> **Exercise objective**
Go through the data below line by line and count those containing the word "test". Reply with the count only.

(Rows from a figure dataset)

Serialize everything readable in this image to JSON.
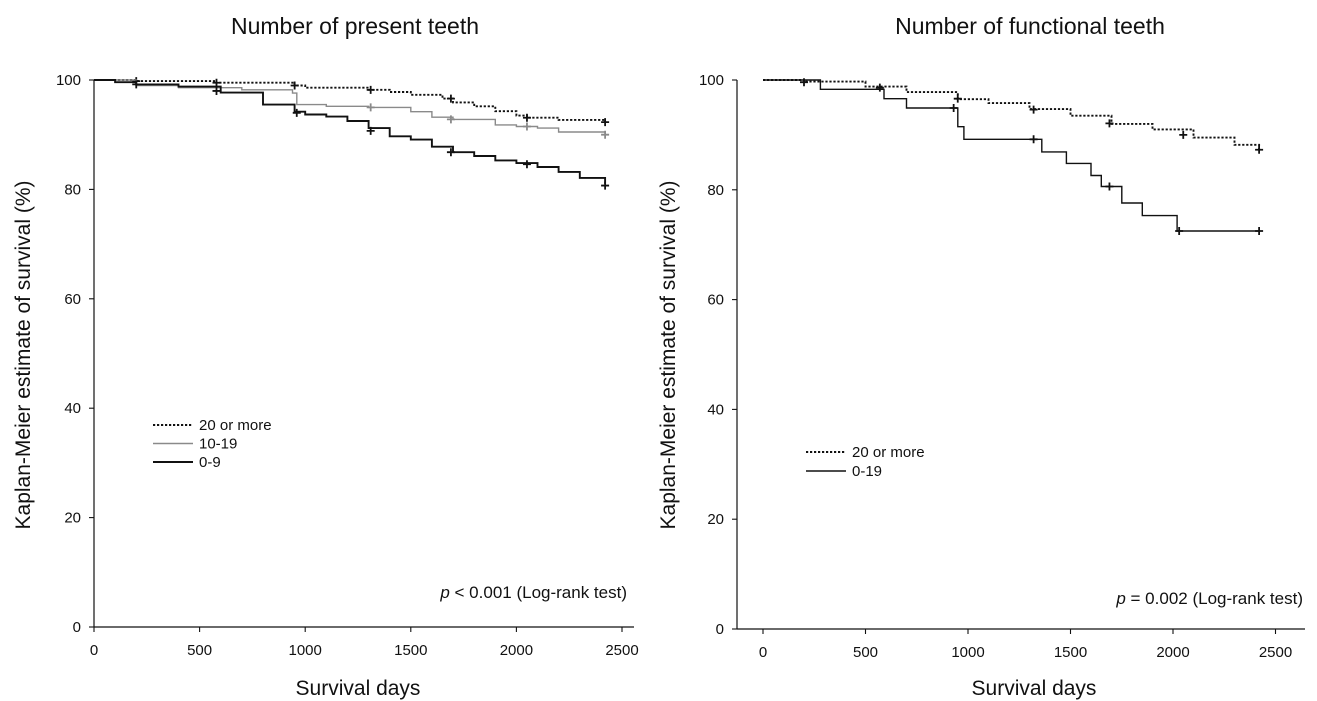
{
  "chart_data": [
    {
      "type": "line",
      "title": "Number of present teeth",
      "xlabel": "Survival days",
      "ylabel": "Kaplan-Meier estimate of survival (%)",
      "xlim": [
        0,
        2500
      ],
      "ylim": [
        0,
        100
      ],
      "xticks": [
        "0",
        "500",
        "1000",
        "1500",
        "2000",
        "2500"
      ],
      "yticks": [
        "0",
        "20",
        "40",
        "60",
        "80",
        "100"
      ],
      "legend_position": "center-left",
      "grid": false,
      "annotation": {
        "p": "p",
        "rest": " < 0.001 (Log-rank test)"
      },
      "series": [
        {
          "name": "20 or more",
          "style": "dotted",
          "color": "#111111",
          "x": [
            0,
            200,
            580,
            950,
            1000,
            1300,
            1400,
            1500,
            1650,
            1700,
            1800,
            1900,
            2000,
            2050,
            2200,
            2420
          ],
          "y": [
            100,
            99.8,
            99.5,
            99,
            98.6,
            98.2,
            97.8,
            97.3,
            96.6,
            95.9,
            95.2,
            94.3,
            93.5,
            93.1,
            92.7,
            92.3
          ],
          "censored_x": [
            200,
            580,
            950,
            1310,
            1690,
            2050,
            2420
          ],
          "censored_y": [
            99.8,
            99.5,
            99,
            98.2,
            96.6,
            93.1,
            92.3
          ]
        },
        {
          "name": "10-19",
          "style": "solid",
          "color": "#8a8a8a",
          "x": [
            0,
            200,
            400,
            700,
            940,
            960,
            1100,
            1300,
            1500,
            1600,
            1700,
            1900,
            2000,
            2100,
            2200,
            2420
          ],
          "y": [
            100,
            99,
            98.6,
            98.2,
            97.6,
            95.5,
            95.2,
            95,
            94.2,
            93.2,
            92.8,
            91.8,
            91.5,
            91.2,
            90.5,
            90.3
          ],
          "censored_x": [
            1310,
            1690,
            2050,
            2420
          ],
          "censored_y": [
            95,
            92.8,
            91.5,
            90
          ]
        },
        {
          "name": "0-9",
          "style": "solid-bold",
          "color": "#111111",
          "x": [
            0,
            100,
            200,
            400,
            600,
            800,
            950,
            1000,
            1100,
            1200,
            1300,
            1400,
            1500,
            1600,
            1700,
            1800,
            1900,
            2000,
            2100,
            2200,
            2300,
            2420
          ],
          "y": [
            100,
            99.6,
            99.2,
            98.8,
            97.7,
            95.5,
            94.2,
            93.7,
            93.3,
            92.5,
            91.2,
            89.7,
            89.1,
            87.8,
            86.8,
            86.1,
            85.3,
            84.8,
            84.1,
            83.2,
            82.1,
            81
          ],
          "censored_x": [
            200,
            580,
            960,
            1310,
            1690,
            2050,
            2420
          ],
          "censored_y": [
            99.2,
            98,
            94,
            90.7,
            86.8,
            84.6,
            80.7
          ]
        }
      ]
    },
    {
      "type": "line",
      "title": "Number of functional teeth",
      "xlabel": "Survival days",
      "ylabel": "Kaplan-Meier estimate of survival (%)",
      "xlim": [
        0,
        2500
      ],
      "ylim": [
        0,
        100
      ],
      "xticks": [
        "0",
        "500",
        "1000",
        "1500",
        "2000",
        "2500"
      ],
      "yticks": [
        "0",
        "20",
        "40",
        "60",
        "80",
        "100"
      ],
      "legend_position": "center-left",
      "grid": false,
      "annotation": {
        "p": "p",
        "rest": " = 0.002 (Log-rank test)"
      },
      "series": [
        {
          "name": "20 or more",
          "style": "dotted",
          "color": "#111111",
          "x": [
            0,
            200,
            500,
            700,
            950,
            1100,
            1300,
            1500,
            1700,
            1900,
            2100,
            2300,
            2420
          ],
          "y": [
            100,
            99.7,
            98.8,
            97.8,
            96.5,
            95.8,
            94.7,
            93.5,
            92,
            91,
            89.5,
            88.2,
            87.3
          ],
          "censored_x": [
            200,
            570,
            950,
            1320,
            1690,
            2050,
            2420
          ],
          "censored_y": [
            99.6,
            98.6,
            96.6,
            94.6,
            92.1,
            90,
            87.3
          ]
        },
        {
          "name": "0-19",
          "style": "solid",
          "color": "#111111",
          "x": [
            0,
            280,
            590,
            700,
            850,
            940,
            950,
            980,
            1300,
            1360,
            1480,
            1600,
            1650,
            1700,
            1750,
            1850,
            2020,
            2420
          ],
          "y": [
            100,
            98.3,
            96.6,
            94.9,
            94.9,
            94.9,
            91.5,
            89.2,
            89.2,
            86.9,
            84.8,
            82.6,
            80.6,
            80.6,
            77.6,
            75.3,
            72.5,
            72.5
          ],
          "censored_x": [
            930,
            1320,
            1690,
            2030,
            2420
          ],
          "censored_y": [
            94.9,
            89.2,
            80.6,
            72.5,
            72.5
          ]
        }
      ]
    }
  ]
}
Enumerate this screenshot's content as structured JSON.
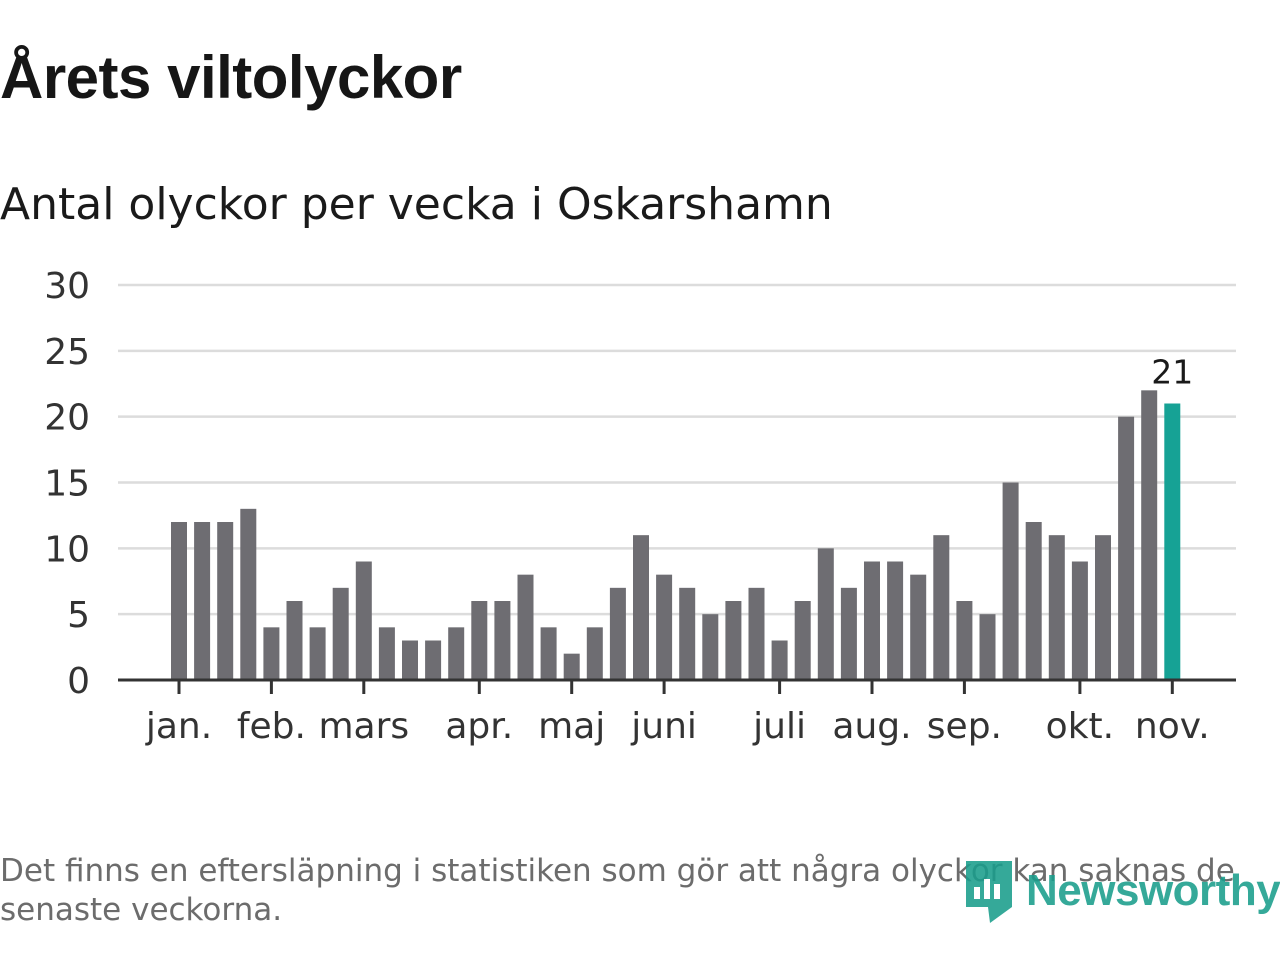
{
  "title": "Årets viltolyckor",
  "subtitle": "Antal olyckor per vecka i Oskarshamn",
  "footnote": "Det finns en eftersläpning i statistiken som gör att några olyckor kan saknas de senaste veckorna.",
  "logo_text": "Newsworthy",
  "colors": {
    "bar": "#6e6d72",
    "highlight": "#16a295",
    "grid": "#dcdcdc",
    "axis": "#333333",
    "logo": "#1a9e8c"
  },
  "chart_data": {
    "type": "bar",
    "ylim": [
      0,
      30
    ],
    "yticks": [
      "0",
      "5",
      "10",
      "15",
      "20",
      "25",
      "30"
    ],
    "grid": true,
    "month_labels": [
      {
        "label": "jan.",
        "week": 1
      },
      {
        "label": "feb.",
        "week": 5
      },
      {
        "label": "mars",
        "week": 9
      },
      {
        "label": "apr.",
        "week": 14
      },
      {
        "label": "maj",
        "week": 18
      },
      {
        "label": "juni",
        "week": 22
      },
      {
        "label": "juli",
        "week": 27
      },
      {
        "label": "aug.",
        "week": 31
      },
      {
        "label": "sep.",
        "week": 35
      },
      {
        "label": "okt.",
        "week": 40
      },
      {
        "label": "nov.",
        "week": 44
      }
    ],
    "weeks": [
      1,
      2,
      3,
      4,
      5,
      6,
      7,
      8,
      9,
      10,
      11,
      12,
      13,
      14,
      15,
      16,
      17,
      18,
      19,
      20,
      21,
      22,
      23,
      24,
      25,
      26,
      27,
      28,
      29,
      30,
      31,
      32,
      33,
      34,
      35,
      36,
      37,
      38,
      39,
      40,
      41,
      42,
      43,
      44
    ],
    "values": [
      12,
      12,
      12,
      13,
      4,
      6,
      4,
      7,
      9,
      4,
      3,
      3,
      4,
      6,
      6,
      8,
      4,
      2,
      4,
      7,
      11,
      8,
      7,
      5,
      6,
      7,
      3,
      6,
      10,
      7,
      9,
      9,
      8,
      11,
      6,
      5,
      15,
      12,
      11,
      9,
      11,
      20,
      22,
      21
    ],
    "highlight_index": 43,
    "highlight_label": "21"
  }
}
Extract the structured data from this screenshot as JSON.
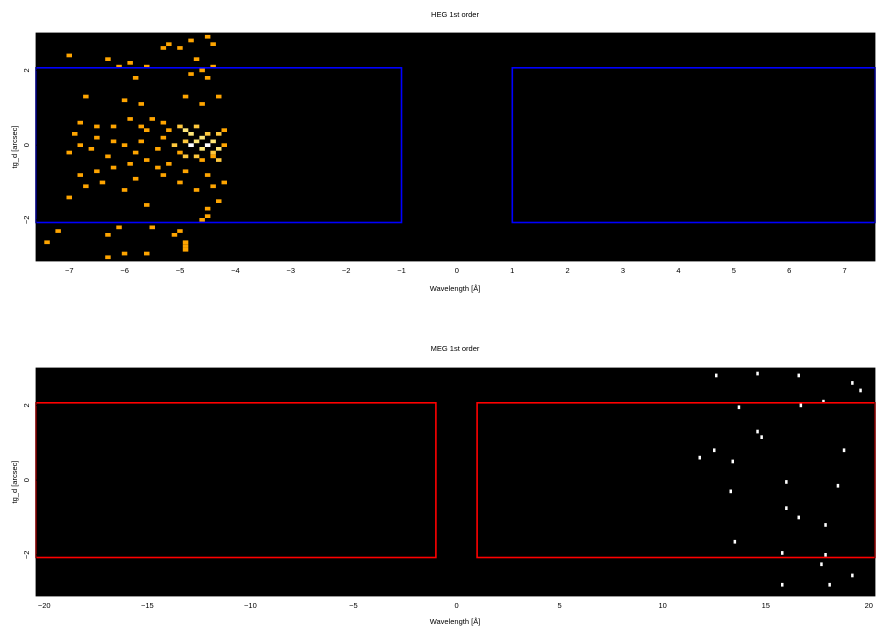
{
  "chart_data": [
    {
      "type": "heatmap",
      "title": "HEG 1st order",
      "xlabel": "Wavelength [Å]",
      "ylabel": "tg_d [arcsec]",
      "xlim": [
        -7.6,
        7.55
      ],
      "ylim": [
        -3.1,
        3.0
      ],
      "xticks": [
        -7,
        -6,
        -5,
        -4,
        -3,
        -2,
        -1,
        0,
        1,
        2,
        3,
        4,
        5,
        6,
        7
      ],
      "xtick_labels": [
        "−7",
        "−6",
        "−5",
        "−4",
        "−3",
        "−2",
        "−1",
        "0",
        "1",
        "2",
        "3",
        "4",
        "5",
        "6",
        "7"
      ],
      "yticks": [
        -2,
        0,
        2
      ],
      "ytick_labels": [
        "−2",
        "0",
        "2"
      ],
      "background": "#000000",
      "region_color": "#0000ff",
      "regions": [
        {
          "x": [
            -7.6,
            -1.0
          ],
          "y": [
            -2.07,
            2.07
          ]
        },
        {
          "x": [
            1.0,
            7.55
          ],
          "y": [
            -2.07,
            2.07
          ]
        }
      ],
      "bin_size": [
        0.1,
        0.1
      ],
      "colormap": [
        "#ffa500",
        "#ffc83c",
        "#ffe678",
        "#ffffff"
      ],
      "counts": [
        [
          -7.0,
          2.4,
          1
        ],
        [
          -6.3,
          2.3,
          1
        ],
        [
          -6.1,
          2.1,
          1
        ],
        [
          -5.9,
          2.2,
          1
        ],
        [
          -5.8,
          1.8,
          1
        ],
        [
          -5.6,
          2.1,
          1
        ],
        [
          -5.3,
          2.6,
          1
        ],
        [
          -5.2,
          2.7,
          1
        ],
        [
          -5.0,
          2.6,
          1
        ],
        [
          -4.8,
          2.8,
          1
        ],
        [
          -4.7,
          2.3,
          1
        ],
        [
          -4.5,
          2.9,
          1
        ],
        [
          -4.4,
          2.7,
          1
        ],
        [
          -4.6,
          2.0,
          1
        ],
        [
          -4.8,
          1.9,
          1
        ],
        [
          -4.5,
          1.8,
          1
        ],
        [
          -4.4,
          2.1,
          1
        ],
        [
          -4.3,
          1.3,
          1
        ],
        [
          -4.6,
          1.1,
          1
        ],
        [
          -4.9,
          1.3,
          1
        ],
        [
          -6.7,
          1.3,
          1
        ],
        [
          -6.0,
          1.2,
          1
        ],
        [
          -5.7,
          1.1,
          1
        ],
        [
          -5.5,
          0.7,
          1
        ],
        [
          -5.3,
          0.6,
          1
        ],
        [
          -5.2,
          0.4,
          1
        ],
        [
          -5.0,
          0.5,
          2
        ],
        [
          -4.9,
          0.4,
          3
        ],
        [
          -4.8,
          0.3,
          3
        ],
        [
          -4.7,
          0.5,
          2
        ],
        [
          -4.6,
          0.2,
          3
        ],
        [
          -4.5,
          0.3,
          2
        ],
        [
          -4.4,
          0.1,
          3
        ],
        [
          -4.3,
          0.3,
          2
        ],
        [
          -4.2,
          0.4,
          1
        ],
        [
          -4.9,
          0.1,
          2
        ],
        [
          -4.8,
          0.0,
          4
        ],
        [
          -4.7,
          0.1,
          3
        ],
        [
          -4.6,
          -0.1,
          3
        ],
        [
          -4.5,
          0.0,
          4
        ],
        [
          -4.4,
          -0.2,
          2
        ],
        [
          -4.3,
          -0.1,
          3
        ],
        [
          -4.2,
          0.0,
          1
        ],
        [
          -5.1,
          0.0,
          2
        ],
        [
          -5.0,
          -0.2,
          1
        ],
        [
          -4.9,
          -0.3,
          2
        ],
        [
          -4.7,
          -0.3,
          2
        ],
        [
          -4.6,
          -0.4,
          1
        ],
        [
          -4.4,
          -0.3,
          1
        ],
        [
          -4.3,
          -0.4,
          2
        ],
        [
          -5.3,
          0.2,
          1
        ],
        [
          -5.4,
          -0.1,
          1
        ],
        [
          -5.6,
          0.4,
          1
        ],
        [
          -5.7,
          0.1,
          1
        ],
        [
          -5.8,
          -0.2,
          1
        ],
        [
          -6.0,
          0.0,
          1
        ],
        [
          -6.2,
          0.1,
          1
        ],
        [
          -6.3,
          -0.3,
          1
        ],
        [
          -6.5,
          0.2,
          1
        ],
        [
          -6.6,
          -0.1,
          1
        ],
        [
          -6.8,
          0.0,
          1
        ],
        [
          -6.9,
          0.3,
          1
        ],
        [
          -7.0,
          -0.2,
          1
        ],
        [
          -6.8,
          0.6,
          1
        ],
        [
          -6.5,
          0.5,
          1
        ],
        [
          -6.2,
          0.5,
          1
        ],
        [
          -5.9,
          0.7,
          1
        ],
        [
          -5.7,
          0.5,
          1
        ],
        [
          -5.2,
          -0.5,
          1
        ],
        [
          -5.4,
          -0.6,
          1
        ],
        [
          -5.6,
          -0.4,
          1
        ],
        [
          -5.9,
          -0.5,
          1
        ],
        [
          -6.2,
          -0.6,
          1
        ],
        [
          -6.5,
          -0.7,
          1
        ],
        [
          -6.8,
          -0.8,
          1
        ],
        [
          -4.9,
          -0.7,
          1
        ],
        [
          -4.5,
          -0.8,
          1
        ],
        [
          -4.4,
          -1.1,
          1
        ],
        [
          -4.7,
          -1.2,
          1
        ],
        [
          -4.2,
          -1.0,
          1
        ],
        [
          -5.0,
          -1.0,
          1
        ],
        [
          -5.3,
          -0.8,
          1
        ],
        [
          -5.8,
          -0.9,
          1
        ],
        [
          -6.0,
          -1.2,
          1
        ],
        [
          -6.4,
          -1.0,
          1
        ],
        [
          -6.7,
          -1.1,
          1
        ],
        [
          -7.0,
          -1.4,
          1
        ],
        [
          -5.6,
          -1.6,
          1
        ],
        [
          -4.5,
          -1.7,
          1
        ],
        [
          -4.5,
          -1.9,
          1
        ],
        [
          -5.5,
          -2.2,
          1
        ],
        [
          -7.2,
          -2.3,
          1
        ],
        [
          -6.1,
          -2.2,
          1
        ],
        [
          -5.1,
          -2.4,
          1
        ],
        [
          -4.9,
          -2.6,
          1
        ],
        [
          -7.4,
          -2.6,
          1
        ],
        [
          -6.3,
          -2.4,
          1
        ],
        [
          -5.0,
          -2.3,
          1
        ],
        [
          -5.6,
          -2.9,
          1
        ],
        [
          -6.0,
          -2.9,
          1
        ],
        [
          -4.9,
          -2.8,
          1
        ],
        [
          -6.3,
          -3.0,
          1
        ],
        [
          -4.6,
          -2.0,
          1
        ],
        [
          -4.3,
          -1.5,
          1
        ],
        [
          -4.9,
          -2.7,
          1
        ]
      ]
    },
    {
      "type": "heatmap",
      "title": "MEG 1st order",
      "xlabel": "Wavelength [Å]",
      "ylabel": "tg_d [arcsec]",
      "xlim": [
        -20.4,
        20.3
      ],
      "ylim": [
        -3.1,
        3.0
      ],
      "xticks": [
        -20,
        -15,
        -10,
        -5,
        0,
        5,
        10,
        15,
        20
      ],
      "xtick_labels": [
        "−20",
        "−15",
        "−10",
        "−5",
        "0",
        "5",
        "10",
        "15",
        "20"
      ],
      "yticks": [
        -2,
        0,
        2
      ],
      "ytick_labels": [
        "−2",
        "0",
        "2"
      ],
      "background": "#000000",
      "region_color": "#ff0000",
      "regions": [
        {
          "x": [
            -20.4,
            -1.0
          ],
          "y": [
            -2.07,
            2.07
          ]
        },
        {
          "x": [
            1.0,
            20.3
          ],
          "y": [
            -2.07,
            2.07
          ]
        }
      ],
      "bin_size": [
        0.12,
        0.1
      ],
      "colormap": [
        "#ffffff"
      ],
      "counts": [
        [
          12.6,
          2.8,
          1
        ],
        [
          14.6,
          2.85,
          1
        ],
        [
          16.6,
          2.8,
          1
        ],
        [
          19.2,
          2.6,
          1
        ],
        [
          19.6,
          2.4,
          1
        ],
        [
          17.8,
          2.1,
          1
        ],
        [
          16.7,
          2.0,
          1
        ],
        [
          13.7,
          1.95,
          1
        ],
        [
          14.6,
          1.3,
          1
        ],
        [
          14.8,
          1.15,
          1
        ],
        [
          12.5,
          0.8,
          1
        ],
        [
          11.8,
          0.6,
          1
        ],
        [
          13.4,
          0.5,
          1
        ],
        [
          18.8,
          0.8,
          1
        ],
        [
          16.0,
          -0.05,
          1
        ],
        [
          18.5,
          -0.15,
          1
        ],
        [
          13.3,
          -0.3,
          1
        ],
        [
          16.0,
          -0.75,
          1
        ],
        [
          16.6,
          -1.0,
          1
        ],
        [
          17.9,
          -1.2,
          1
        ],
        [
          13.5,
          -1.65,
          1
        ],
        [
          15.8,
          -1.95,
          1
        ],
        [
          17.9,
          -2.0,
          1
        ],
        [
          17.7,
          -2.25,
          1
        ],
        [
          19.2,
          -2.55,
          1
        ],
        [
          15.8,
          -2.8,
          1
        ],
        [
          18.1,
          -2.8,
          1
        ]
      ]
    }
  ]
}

> **Complete response**
2